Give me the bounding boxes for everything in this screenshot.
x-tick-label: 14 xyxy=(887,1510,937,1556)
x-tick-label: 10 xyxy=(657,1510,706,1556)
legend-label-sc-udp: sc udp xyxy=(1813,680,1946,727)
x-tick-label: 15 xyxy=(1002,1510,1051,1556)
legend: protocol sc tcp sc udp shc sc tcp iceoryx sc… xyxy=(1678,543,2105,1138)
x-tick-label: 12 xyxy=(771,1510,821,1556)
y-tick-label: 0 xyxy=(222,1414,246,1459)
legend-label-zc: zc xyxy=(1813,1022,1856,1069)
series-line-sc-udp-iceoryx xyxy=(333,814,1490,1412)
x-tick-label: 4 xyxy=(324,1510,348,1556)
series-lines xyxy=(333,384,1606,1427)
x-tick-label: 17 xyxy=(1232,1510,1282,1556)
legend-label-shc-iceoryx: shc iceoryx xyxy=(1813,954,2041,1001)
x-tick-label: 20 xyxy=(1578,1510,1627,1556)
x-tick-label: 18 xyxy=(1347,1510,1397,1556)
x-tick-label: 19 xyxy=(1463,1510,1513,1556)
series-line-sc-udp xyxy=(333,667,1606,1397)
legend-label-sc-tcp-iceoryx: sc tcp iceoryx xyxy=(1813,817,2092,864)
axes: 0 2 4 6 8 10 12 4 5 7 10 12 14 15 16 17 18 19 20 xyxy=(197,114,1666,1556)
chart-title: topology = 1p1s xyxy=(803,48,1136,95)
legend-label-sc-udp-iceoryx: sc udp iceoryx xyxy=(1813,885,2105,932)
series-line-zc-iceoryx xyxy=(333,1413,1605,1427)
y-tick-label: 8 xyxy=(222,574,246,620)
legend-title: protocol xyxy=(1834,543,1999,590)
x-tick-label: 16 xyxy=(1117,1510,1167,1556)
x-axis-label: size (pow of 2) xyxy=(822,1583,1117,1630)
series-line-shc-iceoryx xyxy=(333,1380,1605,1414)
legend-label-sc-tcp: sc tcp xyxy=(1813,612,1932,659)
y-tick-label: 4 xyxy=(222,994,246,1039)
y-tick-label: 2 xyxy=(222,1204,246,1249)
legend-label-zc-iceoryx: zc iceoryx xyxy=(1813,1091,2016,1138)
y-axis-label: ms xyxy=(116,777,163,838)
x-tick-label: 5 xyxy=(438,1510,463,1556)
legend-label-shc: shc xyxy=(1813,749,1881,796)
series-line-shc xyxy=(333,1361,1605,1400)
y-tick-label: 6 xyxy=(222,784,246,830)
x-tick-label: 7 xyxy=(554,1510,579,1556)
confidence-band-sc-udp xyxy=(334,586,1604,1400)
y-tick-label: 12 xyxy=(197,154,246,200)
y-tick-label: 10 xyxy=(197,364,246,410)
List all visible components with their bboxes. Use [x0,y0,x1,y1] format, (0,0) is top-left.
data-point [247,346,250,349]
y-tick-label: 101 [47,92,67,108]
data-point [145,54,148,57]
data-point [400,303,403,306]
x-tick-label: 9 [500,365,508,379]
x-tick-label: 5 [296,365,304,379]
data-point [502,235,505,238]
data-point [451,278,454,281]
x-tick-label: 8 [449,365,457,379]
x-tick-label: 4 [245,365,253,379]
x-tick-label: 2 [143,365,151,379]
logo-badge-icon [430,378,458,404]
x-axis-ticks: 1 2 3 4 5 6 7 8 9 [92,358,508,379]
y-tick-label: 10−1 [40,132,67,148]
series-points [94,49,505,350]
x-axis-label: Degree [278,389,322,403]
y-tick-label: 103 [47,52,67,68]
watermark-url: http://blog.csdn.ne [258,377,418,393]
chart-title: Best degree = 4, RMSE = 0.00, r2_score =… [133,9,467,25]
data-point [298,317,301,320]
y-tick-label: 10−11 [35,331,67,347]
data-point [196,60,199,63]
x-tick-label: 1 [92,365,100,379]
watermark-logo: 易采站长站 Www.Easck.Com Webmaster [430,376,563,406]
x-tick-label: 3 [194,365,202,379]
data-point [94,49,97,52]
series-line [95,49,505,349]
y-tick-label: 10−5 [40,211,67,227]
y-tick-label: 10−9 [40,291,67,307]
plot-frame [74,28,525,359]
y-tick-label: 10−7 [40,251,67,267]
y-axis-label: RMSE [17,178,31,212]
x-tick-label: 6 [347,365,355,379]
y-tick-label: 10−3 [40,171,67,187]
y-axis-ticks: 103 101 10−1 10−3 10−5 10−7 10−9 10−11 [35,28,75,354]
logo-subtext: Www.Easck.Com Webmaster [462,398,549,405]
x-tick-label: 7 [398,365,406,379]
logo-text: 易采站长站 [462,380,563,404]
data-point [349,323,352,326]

*Work to be completed*.
Change every "x-tick-label" to "x-axis-tick" in the listing, from its first line through the line containing "legend-label-sc-udp-iceoryx: sc udp", and give back only those lines with nothing else altered.

*Written response*.
Give me the bounding boxes for everything in this screenshot.
x-axis-tick: 14 xyxy=(887,1510,937,1556)
x-axis-tick: 10 xyxy=(657,1510,706,1556)
legend-label-sc-udp: sc udp xyxy=(1813,680,1946,727)
x-axis-tick: 15 xyxy=(1002,1510,1051,1556)
legend: protocol sc tcp sc udp shc sc tcp iceoryx sc… xyxy=(1678,543,2105,1138)
x-axis-tick: 12 xyxy=(771,1510,821,1556)
y-tick-label: 0 xyxy=(222,1414,246,1459)
legend-label-zc: zc xyxy=(1813,1022,1856,1069)
series-line-sc-udp-iceoryx xyxy=(333,814,1490,1412)
x-axis-tick: 4 xyxy=(324,1510,348,1556)
series-lines xyxy=(333,384,1606,1427)
x-axis-tick: 17 xyxy=(1232,1510,1282,1556)
legend-label-shc-iceoryx: shc iceoryx xyxy=(1813,954,2041,1001)
x-axis-tick: 20 xyxy=(1578,1510,1627,1556)
x-axis-tick: 18 xyxy=(1347,1510,1397,1556)
x-axis-tick: 19 xyxy=(1463,1510,1513,1556)
series-line-sc-udp xyxy=(333,667,1606,1397)
legend-label-sc-tcp-iceoryx: sc tcp iceoryx xyxy=(1813,817,2092,864)
axes: 0 2 4 6 8 10 12 4 5 7 10 12 14 15 16 17 18 19 20 xyxy=(197,114,1666,1556)
chart-title: topology = 1p1s xyxy=(803,48,1136,95)
legend-label-sc-udp-iceoryx: sc udp iceoryx xyxy=(1813,885,2105,932)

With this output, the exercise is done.